Exercise requirements – What follows is a listing to be transcribed exactly.

○ ○ ○ ○

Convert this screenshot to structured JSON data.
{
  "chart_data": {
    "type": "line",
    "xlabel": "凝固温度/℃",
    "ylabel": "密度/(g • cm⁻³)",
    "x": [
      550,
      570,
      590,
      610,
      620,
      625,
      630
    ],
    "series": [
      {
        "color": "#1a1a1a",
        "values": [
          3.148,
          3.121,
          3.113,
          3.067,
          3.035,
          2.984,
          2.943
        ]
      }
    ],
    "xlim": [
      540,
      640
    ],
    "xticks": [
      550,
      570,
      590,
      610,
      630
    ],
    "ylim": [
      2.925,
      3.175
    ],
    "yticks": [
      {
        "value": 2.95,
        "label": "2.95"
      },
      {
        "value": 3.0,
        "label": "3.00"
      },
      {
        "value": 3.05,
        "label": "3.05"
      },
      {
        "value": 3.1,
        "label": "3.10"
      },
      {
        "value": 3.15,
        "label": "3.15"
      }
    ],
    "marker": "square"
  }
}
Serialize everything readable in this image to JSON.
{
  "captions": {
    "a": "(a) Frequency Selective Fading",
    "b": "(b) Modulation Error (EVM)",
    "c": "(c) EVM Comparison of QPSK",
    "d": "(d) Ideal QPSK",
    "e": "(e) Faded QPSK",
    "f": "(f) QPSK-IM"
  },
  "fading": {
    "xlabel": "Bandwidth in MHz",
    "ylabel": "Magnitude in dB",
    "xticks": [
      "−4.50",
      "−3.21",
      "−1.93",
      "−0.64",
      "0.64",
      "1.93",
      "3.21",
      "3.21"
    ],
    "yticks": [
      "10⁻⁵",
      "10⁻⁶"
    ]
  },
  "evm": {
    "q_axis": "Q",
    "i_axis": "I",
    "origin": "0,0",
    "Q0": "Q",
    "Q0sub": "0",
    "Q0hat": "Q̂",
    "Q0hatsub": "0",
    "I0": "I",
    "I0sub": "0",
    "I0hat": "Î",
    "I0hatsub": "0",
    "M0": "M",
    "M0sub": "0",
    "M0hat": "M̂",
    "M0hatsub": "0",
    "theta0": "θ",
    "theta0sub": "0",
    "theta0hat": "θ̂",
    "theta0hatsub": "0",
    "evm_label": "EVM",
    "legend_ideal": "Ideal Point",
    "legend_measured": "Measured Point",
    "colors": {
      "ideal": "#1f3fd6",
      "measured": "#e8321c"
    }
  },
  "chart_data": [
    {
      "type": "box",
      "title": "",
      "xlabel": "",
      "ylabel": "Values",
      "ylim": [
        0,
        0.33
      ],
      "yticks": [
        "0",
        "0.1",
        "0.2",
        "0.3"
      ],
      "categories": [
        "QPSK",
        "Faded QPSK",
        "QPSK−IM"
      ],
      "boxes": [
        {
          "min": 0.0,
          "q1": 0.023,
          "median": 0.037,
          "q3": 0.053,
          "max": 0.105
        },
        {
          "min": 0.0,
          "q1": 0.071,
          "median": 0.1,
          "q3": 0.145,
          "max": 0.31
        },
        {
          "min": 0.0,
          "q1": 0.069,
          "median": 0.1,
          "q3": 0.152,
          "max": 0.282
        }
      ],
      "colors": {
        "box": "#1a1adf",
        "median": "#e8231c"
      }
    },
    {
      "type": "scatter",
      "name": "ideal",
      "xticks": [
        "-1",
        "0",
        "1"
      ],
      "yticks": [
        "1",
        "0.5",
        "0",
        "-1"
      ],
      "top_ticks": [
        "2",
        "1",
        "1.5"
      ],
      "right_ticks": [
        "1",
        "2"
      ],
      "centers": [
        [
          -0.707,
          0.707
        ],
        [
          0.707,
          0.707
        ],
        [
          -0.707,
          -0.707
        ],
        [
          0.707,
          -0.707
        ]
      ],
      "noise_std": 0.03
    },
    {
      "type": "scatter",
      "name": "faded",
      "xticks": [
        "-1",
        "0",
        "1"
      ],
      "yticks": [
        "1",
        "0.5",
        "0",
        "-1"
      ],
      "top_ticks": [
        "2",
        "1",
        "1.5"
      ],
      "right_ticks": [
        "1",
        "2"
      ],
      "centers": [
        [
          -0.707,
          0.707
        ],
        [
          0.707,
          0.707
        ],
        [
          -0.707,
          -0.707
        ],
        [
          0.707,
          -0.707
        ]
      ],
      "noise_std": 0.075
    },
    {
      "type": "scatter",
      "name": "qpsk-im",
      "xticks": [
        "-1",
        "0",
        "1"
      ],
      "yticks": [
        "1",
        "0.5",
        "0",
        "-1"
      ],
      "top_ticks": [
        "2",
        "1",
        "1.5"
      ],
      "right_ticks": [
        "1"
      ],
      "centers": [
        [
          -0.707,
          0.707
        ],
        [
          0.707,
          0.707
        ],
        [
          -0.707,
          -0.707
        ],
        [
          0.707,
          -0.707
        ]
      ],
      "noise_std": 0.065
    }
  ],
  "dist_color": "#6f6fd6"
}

○ ○ ○ ○

Result below –
Convert this screenshot to structured JSON data.
{
  "chart_data": {
    "type": "line",
    "xlabel": "凝固温度/℃",
    "ylabel": "密度/(g • cm⁻³)",
    "x": [
      550,
      570,
      590,
      610,
      620,
      625,
      630
    ],
    "series": [
      {
        "color": "#1a1a1a",
        "values": [
          3.148,
          3.121,
          3.113,
          3.067,
          3.035,
          2.984,
          2.943
        ]
      }
    ],
    "xlim": [
      540,
      640
    ],
    "xticks": [
      550,
      570,
      590,
      610,
      630
    ],
    "ylim": [
      2.925,
      3.175
    ],
    "yticks": [
      {
        "value": 2.95,
        "label": "2.95"
      },
      {
        "value": 3.0,
        "label": "3.00"
      },
      {
        "value": 3.05,
        "label": "3.05"
      },
      {
        "value": 3.1,
        "label": "3.10"
      },
      {
        "value": 3.15,
        "label": "3.15"
      }
    ],
    "marker": "square"
  }
}
Serialize everything readable in this image to JSON.
{
  "captions": {
    "a": "(a) Frequency Selective Fading",
    "b": "(b) Modulation Error (EVM)",
    "c": "(c) EVM Comparison of QPSK",
    "d": "(d) Ideal QPSK",
    "e": "(e) Faded QPSK",
    "f": "(f) QPSK-IM"
  },
  "fading": {
    "xlabel": "Bandwidth in MHz",
    "ylabel": "Magnitude in dB",
    "xticks": [
      "−4.50",
      "−3.21",
      "−1.93",
      "−0.64",
      "0.64",
      "1.93",
      "3.21",
      "3.21"
    ],
    "yticks": [
      "10⁻⁵",
      "10⁻⁶"
    ]
  },
  "evm": {
    "q_axis": "Q",
    "i_axis": "I",
    "origin": "0,0",
    "Q0": "Q",
    "Q0sub": "0",
    "Q0hat": "Q̂",
    "Q0hatsub": "0",
    "I0": "I",
    "I0sub": "0",
    "I0hat": "Î",
    "I0hatsub": "0",
    "M0": "M",
    "M0sub": "0",
    "M0hat": "M̂",
    "M0hatsub": "0",
    "theta0": "θ",
    "theta0sub": "0",
    "theta0hat": "θ̂",
    "theta0hatsub": "0",
    "evm_label": "EVM",
    "legend_ideal": "Ideal Point",
    "legend_measured": "Measured Point",
    "colors": {
      "ideal": "#1f3fd6",
      "measured": "#e8321c"
    }
  },
  "chart_data": [
    {
      "type": "box",
      "title": "",
      "xlabel": "",
      "ylabel": "Values",
      "ylim": [
        0,
        0.33
      ],
      "yticks": [
        "0",
        "0.1",
        "0.2",
        "0.3"
      ],
      "categories": [
        "QPSK",
        "Faded QPSK",
        "QPSK−IM"
      ],
      "boxes": [
        {
          "min": 0.0,
          "q1": 0.023,
          "median": 0.037,
          "q3": 0.053,
          "max": 0.105
        },
        {
          "min": 0.0,
          "q1": 0.071,
          "median": 0.1,
          "q3": 0.145,
          "max": 0.31
        },
        {
          "min": 0.0,
          "q1": 0.069,
          "median": 0.1,
          "q3": 0.152,
          "max": 0.282
        }
      ],
      "colors": {
        "box": "#1a1adf",
        "median": "#e8231c"
      }
    },
    {
      "type": "scatter",
      "name": "ideal",
      "xticks": [
        "-1",
        "0",
        "1"
      ],
      "yticks": [
        "1",
        "0.5",
        "0",
        "-1"
      ],
      "top_ticks": [
        "2",
        "1",
        "1.5"
      ],
      "right_ticks": [
        "1",
        "2"
      ],
      "centers": [
        [
          -0.707,
          0.707
        ],
        [
          0.707,
          0.707
        ],
        [
          -0.707,
          -0.707
        ],
        [
          0.707,
          -0.707
        ]
      ],
      "noise_std": 0.03
    },
    {
      "type": "scatter",
      "name": "faded",
      "xticks": [
        "-1",
        "0",
        "1"
      ],
      "yticks": [
        "1",
        "0.5",
        "0",
        "-1"
      ],
      "top_ticks": [
        "2",
        "1",
        "1.5"
      ],
      "right_ticks": [
        "1",
        "2"
      ],
      "centers": [
        [
          -0.707,
          0.707
        ],
        [
          0.707,
          0.707
        ],
        [
          -0.707,
          -0.707
        ],
        [
          0.707,
          -0.707
        ]
      ],
      "noise_std": 0.075
    },
    {
      "type": "scatter",
      "name": "qpsk-im",
      "xticks": [
        "-1",
        "0",
        "1"
      ],
      "yticks": [
        "1",
        "0.5",
        "0",
        "-1"
      ],
      "top_ticks": [
        "2",
        "1",
        "1.5"
      ],
      "right_ticks": [
        "1"
      ],
      "centers": [
        [
          -0.707,
          0.707
        ],
        [
          0.707,
          0.707
        ],
        [
          -0.707,
          -0.707
        ],
        [
          0.707,
          -0.707
        ]
      ],
      "noise_std": 0.065
    }
  ],
  "dist_color": "#6f6fd6"
}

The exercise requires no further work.